### EXTRACTED DATA
---------------

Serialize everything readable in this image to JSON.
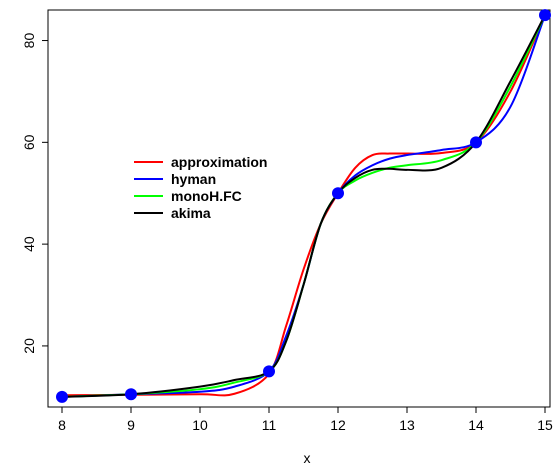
{
  "chart_data": {
    "type": "line",
    "title": "",
    "xlabel": "x",
    "ylabel": "",
    "xlim": [
      8,
      15
    ],
    "ylim": [
      8,
      86
    ],
    "x_ticks": [
      8,
      9,
      10,
      11,
      12,
      13,
      14,
      15
    ],
    "y_ticks": [
      20,
      40,
      60,
      80
    ],
    "grid": false,
    "legend_position": "left",
    "points": {
      "name": "",
      "color": "#0000ff",
      "x": [
        8,
        9,
        11,
        12,
        14,
        15
      ],
      "y": [
        10,
        10.5,
        15,
        50,
        60,
        85
      ]
    },
    "series": [
      {
        "name": "approximation",
        "color": "#ff0000",
        "x": [
          8,
          9,
          10,
          10.5,
          11,
          11.25,
          11.5,
          11.75,
          12,
          12.25,
          12.5,
          12.75,
          13,
          13.5,
          14,
          14.5,
          15
        ],
        "y": [
          10.3,
          10.4,
          10.5,
          10.6,
          14.5,
          24,
          35,
          44,
          50,
          55,
          57.5,
          57.8,
          57.8,
          57.9,
          60,
          70,
          85
        ]
      },
      {
        "name": "hyman",
        "color": "#0000ff",
        "x": [
          8,
          9,
          10,
          10.5,
          11,
          11.25,
          11.5,
          11.75,
          12,
          12.25,
          12.5,
          12.75,
          13,
          13.5,
          14,
          14.5,
          15
        ],
        "y": [
          10,
          10.5,
          11,
          12,
          15,
          22,
          32,
          44,
          50,
          53.5,
          55.5,
          56.8,
          57.5,
          58.5,
          60,
          67,
          85
        ]
      },
      {
        "name": "monoH.FC",
        "color": "#00ff00",
        "x": [
          8,
          9,
          10,
          10.5,
          11,
          11.25,
          11.5,
          11.75,
          12,
          12.25,
          12.5,
          12.75,
          13,
          13.5,
          14,
          14.5,
          15
        ],
        "y": [
          10,
          10.5,
          11.5,
          12.8,
          15,
          21,
          32,
          44,
          50,
          52.5,
          54,
          55,
          55.5,
          56.5,
          60,
          71,
          85
        ]
      },
      {
        "name": "akima",
        "color": "#000000",
        "x": [
          8,
          9,
          10,
          10.5,
          11,
          11.25,
          11.5,
          11.75,
          12,
          12.25,
          12.5,
          12.75,
          13,
          13.5,
          14,
          14.5,
          15
        ],
        "y": [
          10,
          10.5,
          12,
          13.3,
          15,
          21,
          32,
          44,
          50,
          53,
          54.6,
          54.8,
          54.6,
          55,
          60,
          72,
          85
        ]
      }
    ]
  }
}
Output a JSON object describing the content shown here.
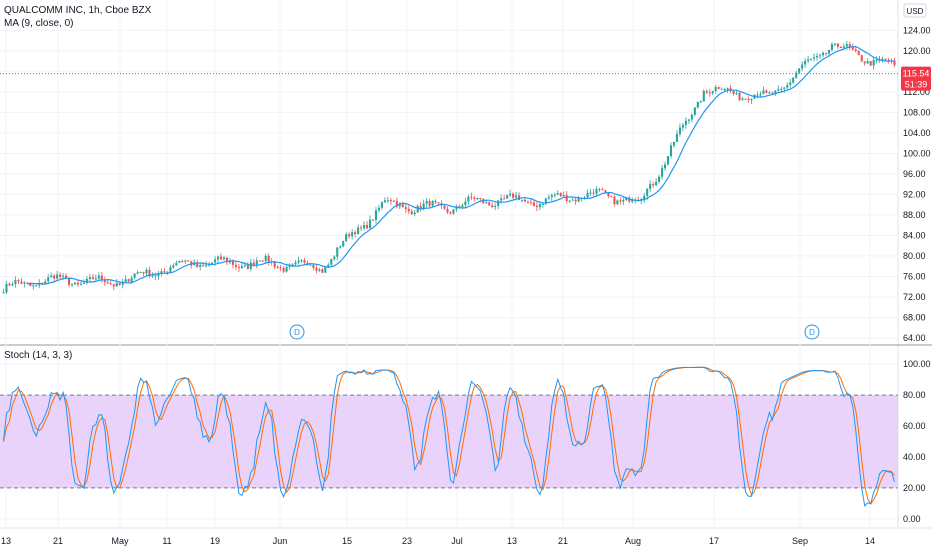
{
  "header": {
    "symbol_line": "QUALCOMM INC, 1h, Cboe BZX",
    "ma_legend": "MA (9, close, 0)",
    "stoch_legend": "Stoch (14, 3, 3)",
    "currency": "USD"
  },
  "price_badge": {
    "price": "115.54",
    "countdown": "51:39",
    "color": "#f23645"
  },
  "dividend_markers": [
    {
      "label": "D",
      "date": "Jun"
    },
    {
      "label": "D",
      "date": "Sep"
    }
  ],
  "colors": {
    "ma": "#2196f3",
    "up": "#26a69a",
    "down": "#ef5350",
    "stoch_k": "#2196f3",
    "stoch_d": "#ff6d00",
    "stoch_band": "#e1c4f8"
  },
  "chart_data": [
    {
      "type": "candlestick",
      "title": "QUALCOMM INC, 1h, Cboe BZX",
      "ylim": [
        64,
        126
      ],
      "y_ticks": [
        "124.00",
        "120.00",
        "116.00",
        "112.00",
        "108.00",
        "104.00",
        "100.00",
        "96.00",
        "92.00",
        "88.00",
        "84.00",
        "80.00",
        "76.00",
        "72.00",
        "68.00",
        "64.00"
      ],
      "last_price": 115.54,
      "grid": true,
      "series": [
        {
          "name": "MA (9, close, 0)",
          "x": [
            "13",
            "21",
            "May",
            "11",
            "19",
            "Jun",
            "15",
            "23",
            "Jul",
            "13",
            "21",
            "Aug",
            "17",
            "Sep",
            "14"
          ],
          "values": [
            73.5,
            75,
            76,
            78,
            79.5,
            77,
            91,
            89,
            91,
            92,
            90,
            113,
            110,
            122,
            116
          ]
        }
      ]
    },
    {
      "type": "line",
      "title": "Stoch (14, 3, 3)",
      "ylim": [
        -4,
        104
      ],
      "y_ticks": [
        "100.00",
        "80.00",
        "60.00",
        "40.00",
        "20.00",
        "0.00"
      ],
      "bands": [
        20,
        80
      ],
      "x_ticks": [
        "13",
        "21",
        "May",
        "11",
        "19",
        "Jun",
        "15",
        "23",
        "Jul",
        "13",
        "21",
        "Aug",
        "17",
        "Sep",
        "14"
      ]
    }
  ]
}
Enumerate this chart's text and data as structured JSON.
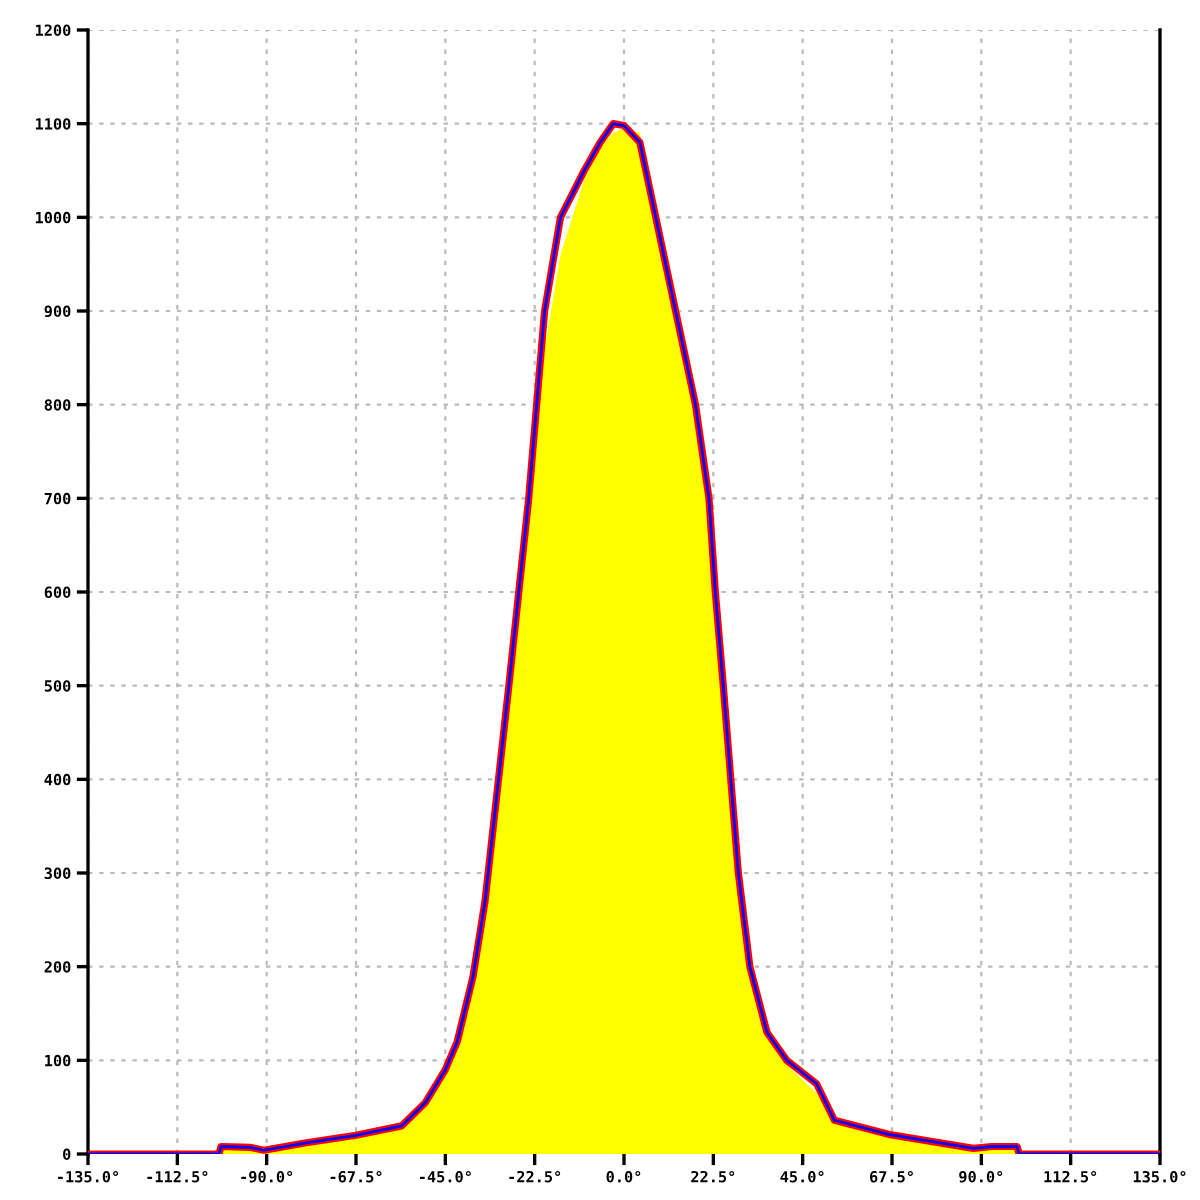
{
  "chart_data": {
    "type": "line",
    "x": [
      -135,
      -102,
      -101.5,
      -94,
      -90.7,
      -80,
      -67.5,
      -56,
      -50,
      -45,
      -42,
      -38,
      -35,
      -29,
      -24,
      -20,
      -16,
      -10,
      -6,
      -2.7,
      0,
      4,
      8,
      13,
      18,
      21.4,
      23,
      25,
      28.8,
      31.7,
      36,
      41,
      48.5,
      53,
      66.6,
      88,
      92.7,
      99,
      99.5,
      135
    ],
    "series": [
      {
        "type": "area",
        "color": "#ffff00",
        "values": [
          0,
          0,
          8,
          7,
          4,
          12,
          20,
          30,
          55,
          90,
          120,
          190,
          270,
          480,
          680,
          860,
          960,
          1040,
          1075,
          1090,
          1095,
          1090,
          1000,
          900,
          800,
          700,
          600,
          500,
          300,
          200,
          130,
          95,
          65,
          36,
          21,
          6,
          8,
          8,
          0,
          0
        ]
      },
      {
        "type": "line",
        "color": "#0000ff",
        "values": [
          0,
          0,
          8,
          7,
          4,
          12,
          20,
          30,
          55,
          90,
          120,
          190,
          270,
          500,
          700,
          900,
          1000,
          1050,
          1080,
          1100,
          1098,
          1080,
          1000,
          900,
          800,
          700,
          600,
          500,
          300,
          200,
          130,
          100,
          75,
          36,
          21,
          6,
          8,
          8,
          0,
          0
        ]
      },
      {
        "type": "line",
        "color": "#ff0000",
        "values": [
          0,
          0,
          8,
          7,
          4,
          12,
          20,
          30,
          55,
          90,
          120,
          190,
          270,
          500,
          700,
          900,
          1000,
          1050,
          1080,
          1100,
          1098,
          1080,
          1000,
          900,
          800,
          700,
          600,
          500,
          300,
          200,
          130,
          100,
          75,
          36,
          21,
          6,
          8,
          8,
          0,
          0
        ]
      }
    ],
    "xlim": [
      -135,
      135
    ],
    "ylim": [
      0,
      1200
    ],
    "xticks": [
      {
        "value": -135,
        "label": "-135.0°"
      },
      {
        "value": -112.5,
        "label": "-112.5°"
      },
      {
        "value": -90,
        "label": "-90.0°"
      },
      {
        "value": -67.5,
        "label": "-67.5°"
      },
      {
        "value": -45,
        "label": "-45.0°"
      },
      {
        "value": -22.5,
        "label": "-22.5°"
      },
      {
        "value": 0,
        "label": "0.0°"
      },
      {
        "value": 22.5,
        "label": "22.5°"
      },
      {
        "value": 45,
        "label": "45.0°"
      },
      {
        "value": 67.5,
        "label": "67.5°"
      },
      {
        "value": 90,
        "label": "90.0°"
      },
      {
        "value": 112.5,
        "label": "112.5°"
      },
      {
        "value": 135,
        "label": "135.0°"
      }
    ],
    "yticks": [
      0,
      100,
      200,
      300,
      400,
      500,
      600,
      700,
      800,
      900,
      1000,
      1100,
      1200
    ],
    "grid": true,
    "legend": false
  }
}
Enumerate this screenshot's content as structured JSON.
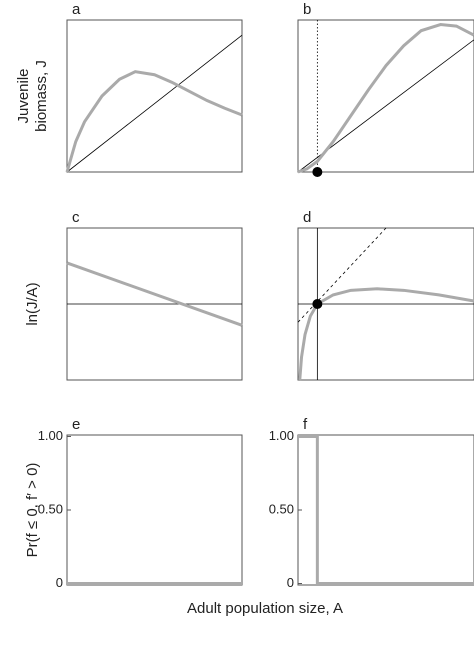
{
  "figure": {
    "xlabel": "Adult population size, A"
  },
  "chart_data": [
    {
      "type": "line",
      "title": "a",
      "ylabel": [
        "Juvenile",
        "biomass, J"
      ],
      "xlim": [
        0,
        1
      ],
      "ylim": [
        0,
        1
      ],
      "series": [
        {
          "color": "#000000",
          "width": 0.8,
          "dash": "solid",
          "x": [
            0,
            1
          ],
          "values": [
            0,
            0.9
          ]
        },
        {
          "color": "#aaaaaa",
          "width": 3,
          "dash": "solid",
          "x": [
            0,
            0.05,
            0.1,
            0.2,
            0.3,
            0.39,
            0.5,
            0.6,
            0.7,
            0.8,
            0.9,
            1
          ],
          "values": [
            0,
            0.2,
            0.33,
            0.5,
            0.61,
            0.66,
            0.64,
            0.59,
            0.53,
            0.47,
            0.42,
            0.375
          ]
        }
      ]
    },
    {
      "type": "line",
      "title": "b",
      "xlim": [
        0,
        1
      ],
      "ylim": [
        0,
        1
      ],
      "series": [
        {
          "color": "#000000",
          "width": 0.8,
          "dash": "solid",
          "x": [
            0,
            1
          ],
          "values": [
            0,
            0.87
          ]
        },
        {
          "color": "#000000",
          "width": 0.8,
          "dash": "dotted",
          "x": [
            0.11,
            0.11
          ],
          "values": [
            0,
            1
          ]
        },
        {
          "color": "#aaaaaa",
          "width": 3,
          "dash": "solid",
          "x": [
            0,
            0.05,
            0.11,
            0.2,
            0.3,
            0.4,
            0.5,
            0.6,
            0.7,
            0.81,
            0.9,
            1
          ],
          "values": [
            0,
            0.02,
            0.07,
            0.2,
            0.37,
            0.54,
            0.7,
            0.83,
            0.93,
            0.97,
            0.96,
            0.9
          ]
        },
        {
          "color": "#000000",
          "marker": true,
          "x": [
            0.11
          ],
          "values": [
            0
          ]
        }
      ]
    },
    {
      "type": "line",
      "title": "c",
      "ylabel": [
        "ln(J/A)"
      ],
      "xlim": [
        0,
        1
      ],
      "ylim": [
        0,
        1
      ],
      "series": [
        {
          "color": "#000000",
          "width": 0.8,
          "dash": "solid",
          "x": [
            0,
            1
          ],
          "values": [
            0.5,
            0.5
          ]
        },
        {
          "color": "#aaaaaa",
          "width": 3,
          "dash": "solid",
          "x": [
            0,
            1
          ],
          "values": [
            0.77,
            0.36
          ]
        }
      ]
    },
    {
      "type": "line",
      "title": "d",
      "xlim": [
        0,
        1
      ],
      "ylim": [
        0,
        1
      ],
      "series": [
        {
          "color": "#000000",
          "width": 0.8,
          "dash": "solid",
          "x": [
            0,
            1
          ],
          "values": [
            0.5,
            0.5
          ]
        },
        {
          "color": "#000000",
          "width": 0.8,
          "dash": "solid",
          "x": [
            0.11,
            0.11
          ],
          "values": [
            0,
            1
          ]
        },
        {
          "color": "#000000",
          "width": 0.8,
          "dash": "dashed",
          "x": [
            0,
            0.5
          ],
          "values": [
            0.38,
            1
          ]
        },
        {
          "color": "#aaaaaa",
          "width": 3,
          "dash": "solid",
          "x": [
            0.01,
            0.02,
            0.04,
            0.07,
            0.11,
            0.2,
            0.3,
            0.45,
            0.6,
            0.8,
            1
          ],
          "values": [
            0,
            0.15,
            0.3,
            0.42,
            0.5,
            0.56,
            0.59,
            0.6,
            0.59,
            0.56,
            0.52
          ]
        },
        {
          "color": "#000000",
          "marker": true,
          "x": [
            0.11
          ],
          "values": [
            0.5
          ]
        }
      ]
    },
    {
      "type": "line",
      "title": "e",
      "ylabel": [
        "Pr(f ≤ 0, f′ > 0)"
      ],
      "xlim": [
        0,
        1
      ],
      "ylim": [
        -0.01,
        1.01
      ],
      "yticks": [
        0,
        {
          "value": 0.5,
          "label": "0.50"
        },
        {
          "value": 1,
          "label": "1.00"
        }
      ],
      "series": [
        {
          "color": "#aaaaaa",
          "width": 3,
          "dash": "solid",
          "x": [
            0,
            1
          ],
          "values": [
            0,
            0
          ]
        }
      ]
    },
    {
      "type": "line",
      "title": "f",
      "xlim": [
        0,
        1
      ],
      "ylim": [
        -0.01,
        1.01
      ],
      "yticks": [
        0,
        {
          "value": 0.5,
          "label": "0.50"
        },
        {
          "value": 1,
          "label": "1.00"
        }
      ],
      "series": [
        {
          "color": "#aaaaaa",
          "width": 3,
          "dash": "solid",
          "x": [
            0,
            0.11,
            0.11,
            1
          ],
          "values": [
            1,
            1,
            0,
            0
          ]
        }
      ]
    }
  ]
}
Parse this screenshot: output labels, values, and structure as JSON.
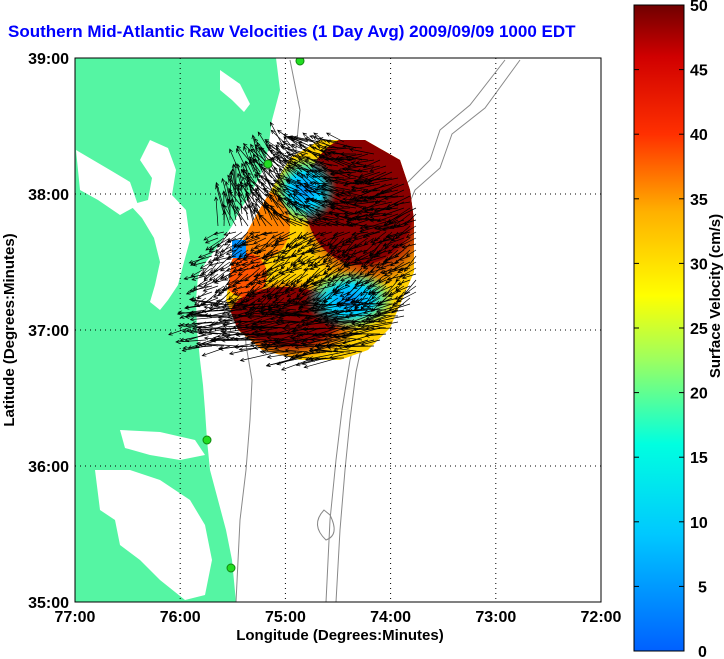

---------------

### BRIEF
Select every line of the records holding the string "title".

### SOLUTION BELOW
    "title": "",
      "title": "QUALCOMM INC, 1h, Cboe BZX",
      "title": "Stoch (14, 3, 3)",
      "title": "a",
      "title": "b",
      "title": "c",
      "title": "d",
      "title": "e",
      "title": "f",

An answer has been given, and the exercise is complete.